• **Job**
Set down the full listing exactly, character for character.
= = =
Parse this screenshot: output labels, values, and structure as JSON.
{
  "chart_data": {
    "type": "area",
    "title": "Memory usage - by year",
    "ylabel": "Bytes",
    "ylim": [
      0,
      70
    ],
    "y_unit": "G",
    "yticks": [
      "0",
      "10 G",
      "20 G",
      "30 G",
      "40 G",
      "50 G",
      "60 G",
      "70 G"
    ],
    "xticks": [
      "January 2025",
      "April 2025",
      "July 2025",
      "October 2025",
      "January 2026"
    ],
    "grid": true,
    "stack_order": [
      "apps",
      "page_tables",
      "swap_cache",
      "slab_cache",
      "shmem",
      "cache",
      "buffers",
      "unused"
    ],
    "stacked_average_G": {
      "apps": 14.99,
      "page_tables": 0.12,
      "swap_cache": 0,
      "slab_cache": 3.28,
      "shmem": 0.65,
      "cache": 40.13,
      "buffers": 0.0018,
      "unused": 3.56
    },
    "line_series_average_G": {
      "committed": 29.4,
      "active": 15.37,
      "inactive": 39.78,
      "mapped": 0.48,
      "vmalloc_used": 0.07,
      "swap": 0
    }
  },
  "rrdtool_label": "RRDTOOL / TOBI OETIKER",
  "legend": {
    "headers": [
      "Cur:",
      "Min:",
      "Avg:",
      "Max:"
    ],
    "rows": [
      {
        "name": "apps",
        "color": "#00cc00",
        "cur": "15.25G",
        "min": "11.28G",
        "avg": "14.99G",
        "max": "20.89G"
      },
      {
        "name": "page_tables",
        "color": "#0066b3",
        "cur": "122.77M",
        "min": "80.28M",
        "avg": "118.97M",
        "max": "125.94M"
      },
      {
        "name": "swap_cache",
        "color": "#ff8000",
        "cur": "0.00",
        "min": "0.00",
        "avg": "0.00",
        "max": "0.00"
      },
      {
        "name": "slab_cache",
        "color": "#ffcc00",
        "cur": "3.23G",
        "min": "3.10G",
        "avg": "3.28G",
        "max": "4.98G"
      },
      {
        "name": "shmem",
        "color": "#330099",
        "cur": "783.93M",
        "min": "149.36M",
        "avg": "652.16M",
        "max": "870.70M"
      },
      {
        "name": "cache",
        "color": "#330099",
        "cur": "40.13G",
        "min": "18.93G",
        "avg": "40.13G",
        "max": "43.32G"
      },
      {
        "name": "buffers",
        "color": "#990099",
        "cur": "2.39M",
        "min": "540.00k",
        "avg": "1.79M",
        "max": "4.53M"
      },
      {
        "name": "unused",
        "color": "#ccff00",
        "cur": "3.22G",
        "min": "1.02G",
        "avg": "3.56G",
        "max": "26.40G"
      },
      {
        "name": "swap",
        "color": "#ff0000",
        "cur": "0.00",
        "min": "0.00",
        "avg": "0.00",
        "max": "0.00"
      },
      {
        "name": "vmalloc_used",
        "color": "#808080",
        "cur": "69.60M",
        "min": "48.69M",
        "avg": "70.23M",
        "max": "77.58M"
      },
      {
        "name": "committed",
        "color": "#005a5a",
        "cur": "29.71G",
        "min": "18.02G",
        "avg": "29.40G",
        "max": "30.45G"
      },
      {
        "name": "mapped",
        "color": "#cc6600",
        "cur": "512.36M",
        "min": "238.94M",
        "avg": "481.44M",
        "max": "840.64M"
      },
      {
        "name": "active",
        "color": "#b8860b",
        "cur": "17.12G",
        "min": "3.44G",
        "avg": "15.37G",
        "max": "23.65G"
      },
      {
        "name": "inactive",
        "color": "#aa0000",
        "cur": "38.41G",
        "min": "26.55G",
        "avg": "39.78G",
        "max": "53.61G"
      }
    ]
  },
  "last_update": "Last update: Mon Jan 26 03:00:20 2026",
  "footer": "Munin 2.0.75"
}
= = =
• **Answer below**
Parse this screenshot: output labels, values, and structure as JSON.
{
  "chart_data": {
    "type": "area",
    "title": "Memory usage - by year",
    "ylabel": "Bytes",
    "ylim": [
      0,
      70
    ],
    "y_unit": "G",
    "yticks": [
      "0",
      "10 G",
      "20 G",
      "30 G",
      "40 G",
      "50 G",
      "60 G",
      "70 G"
    ],
    "xticks": [
      "January 2025",
      "April 2025",
      "July 2025",
      "October 2025",
      "January 2026"
    ],
    "grid": true,
    "stack_order": [
      "apps",
      "page_tables",
      "swap_cache",
      "slab_cache",
      "shmem",
      "cache",
      "buffers",
      "unused"
    ],
    "stacked_average_G": {
      "apps": 14.99,
      "page_tables": 0.12,
      "swap_cache": 0,
      "slab_cache": 3.28,
      "shmem": 0.65,
      "cache": 40.13,
      "buffers": 0.0018,
      "unused": 3.56
    },
    "line_series_average_G": {
      "committed": 29.4,
      "active": 15.37,
      "inactive": 39.78,
      "mapped": 0.48,
      "vmalloc_used": 0.07,
      "swap": 0
    }
  },
  "rrdtool_label": "RRDTOOL / TOBI OETIKER",
  "legend": {
    "headers": [
      "Cur:",
      "Min:",
      "Avg:",
      "Max:"
    ],
    "rows": [
      {
        "name": "apps",
        "color": "#00cc00",
        "cur": "15.25G",
        "min": "11.28G",
        "avg": "14.99G",
        "max": "20.89G"
      },
      {
        "name": "page_tables",
        "color": "#0066b3",
        "cur": "122.77M",
        "min": "80.28M",
        "avg": "118.97M",
        "max": "125.94M"
      },
      {
        "name": "swap_cache",
        "color": "#ff8000",
        "cur": "0.00",
        "min": "0.00",
        "avg": "0.00",
        "max": "0.00"
      },
      {
        "name": "slab_cache",
        "color": "#ffcc00",
        "cur": "3.23G",
        "min": "3.10G",
        "avg": "3.28G",
        "max": "4.98G"
      },
      {
        "name": "shmem",
        "color": "#330099",
        "cur": "783.93M",
        "min": "149.36M",
        "avg": "652.16M",
        "max": "870.70M"
      },
      {
        "name": "cache",
        "color": "#330099",
        "cur": "40.13G",
        "min": "18.93G",
        "avg": "40.13G",
        "max": "43.32G"
      },
      {
        "name": "buffers",
        "color": "#990099",
        "cur": "2.39M",
        "min": "540.00k",
        "avg": "1.79M",
        "max": "4.53M"
      },
      {
        "name": "unused",
        "color": "#ccff00",
        "cur": "3.22G",
        "min": "1.02G",
        "avg": "3.56G",
        "max": "26.40G"
      },
      {
        "name": "swap",
        "color": "#ff0000",
        "cur": "0.00",
        "min": "0.00",
        "avg": "0.00",
        "max": "0.00"
      },
      {
        "name": "vmalloc_used",
        "color": "#808080",
        "cur": "69.60M",
        "min": "48.69M",
        "avg": "70.23M",
        "max": "77.58M"
      },
      {
        "name": "committed",
        "color": "#005a5a",
        "cur": "29.71G",
        "min": "18.02G",
        "avg": "29.40G",
        "max": "30.45G"
      },
      {
        "name": "mapped",
        "color": "#cc6600",
        "cur": "512.36M",
        "min": "238.94M",
        "avg": "481.44M",
        "max": "840.64M"
      },
      {
        "name": "active",
        "color": "#b8860b",
        "cur": "17.12G",
        "min": "3.44G",
        "avg": "15.37G",
        "max": "23.65G"
      },
      {
        "name": "inactive",
        "color": "#aa0000",
        "cur": "38.41G",
        "min": "26.55G",
        "avg": "39.78G",
        "max": "53.61G"
      }
    ]
  },
  "last_update": "Last update: Mon Jan 26 03:00:20 2026",
  "footer": "Munin 2.0.75"
}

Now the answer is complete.